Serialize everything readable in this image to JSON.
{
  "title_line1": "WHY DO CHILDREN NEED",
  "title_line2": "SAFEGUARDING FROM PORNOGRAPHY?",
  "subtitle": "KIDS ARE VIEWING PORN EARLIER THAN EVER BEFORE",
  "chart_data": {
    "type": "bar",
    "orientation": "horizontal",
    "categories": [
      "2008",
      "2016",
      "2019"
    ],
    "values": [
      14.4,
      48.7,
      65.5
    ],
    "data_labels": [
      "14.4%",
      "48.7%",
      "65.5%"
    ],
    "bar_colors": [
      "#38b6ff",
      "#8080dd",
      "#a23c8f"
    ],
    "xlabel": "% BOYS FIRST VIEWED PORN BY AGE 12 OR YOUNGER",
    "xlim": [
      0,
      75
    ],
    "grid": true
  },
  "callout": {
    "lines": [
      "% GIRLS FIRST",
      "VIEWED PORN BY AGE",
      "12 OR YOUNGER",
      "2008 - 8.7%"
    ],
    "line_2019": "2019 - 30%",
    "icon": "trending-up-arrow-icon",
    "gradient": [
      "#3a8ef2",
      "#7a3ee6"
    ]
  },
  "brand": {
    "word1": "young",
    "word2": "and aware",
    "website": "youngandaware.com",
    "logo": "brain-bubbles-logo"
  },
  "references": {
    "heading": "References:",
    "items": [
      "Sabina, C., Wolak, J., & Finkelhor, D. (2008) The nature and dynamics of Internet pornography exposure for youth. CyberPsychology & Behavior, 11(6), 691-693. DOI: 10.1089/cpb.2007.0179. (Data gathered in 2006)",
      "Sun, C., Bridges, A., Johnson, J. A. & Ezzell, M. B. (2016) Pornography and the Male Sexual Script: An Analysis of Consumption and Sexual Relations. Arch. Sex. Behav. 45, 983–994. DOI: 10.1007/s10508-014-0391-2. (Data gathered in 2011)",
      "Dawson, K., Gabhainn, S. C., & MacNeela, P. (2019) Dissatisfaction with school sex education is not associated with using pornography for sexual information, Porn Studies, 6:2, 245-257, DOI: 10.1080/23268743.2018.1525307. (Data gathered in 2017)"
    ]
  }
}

================

> JOB: Would you give the material above again, complete and exact?

> TASK ANSWER:
Serialize everything readable in this image to JSON.
{
  "title_line1": "WHY DO CHILDREN NEED",
  "title_line2": "SAFEGUARDING FROM PORNOGRAPHY?",
  "subtitle": "KIDS ARE VIEWING PORN EARLIER THAN EVER BEFORE",
  "chart_data": {
    "type": "bar",
    "orientation": "horizontal",
    "categories": [
      "2008",
      "2016",
      "2019"
    ],
    "values": [
      14.4,
      48.7,
      65.5
    ],
    "data_labels": [
      "14.4%",
      "48.7%",
      "65.5%"
    ],
    "bar_colors": [
      "#38b6ff",
      "#8080dd",
      "#a23c8f"
    ],
    "xlabel": "% BOYS FIRST VIEWED PORN BY AGE 12 OR YOUNGER",
    "xlim": [
      0,
      75
    ],
    "grid": true
  },
  "callout": {
    "lines": [
      "% GIRLS FIRST",
      "VIEWED PORN BY AGE",
      "12 OR YOUNGER",
      "2008 - 8.7%"
    ],
    "line_2019": "2019 - 30%",
    "icon": "trending-up-arrow-icon",
    "gradient": [
      "#3a8ef2",
      "#7a3ee6"
    ]
  },
  "brand": {
    "word1": "young",
    "word2": "and aware",
    "website": "youngandaware.com",
    "logo": "brain-bubbles-logo"
  },
  "references": {
    "heading": "References:",
    "items": [
      "Sabina, C., Wolak, J., & Finkelhor, D. (2008) The nature and dynamics of Internet pornography exposure for youth. CyberPsychology & Behavior, 11(6), 691-693. DOI: 10.1089/cpb.2007.0179. (Data gathered in 2006)",
      "Sun, C., Bridges, A., Johnson, J. A. & Ezzell, M. B. (2016) Pornography and the Male Sexual Script: An Analysis of Consumption and Sexual Relations. Arch. Sex. Behav. 45, 983–994. DOI: 10.1007/s10508-014-0391-2. (Data gathered in 2011)",
      "Dawson, K., Gabhainn, S. C., & MacNeela, P. (2019) Dissatisfaction with school sex education is not associated with using pornography for sexual information, Porn Studies, 6:2, 245-257, DOI: 10.1080/23268743.2018.1525307. (Data gathered in 2017)"
    ]
  }
}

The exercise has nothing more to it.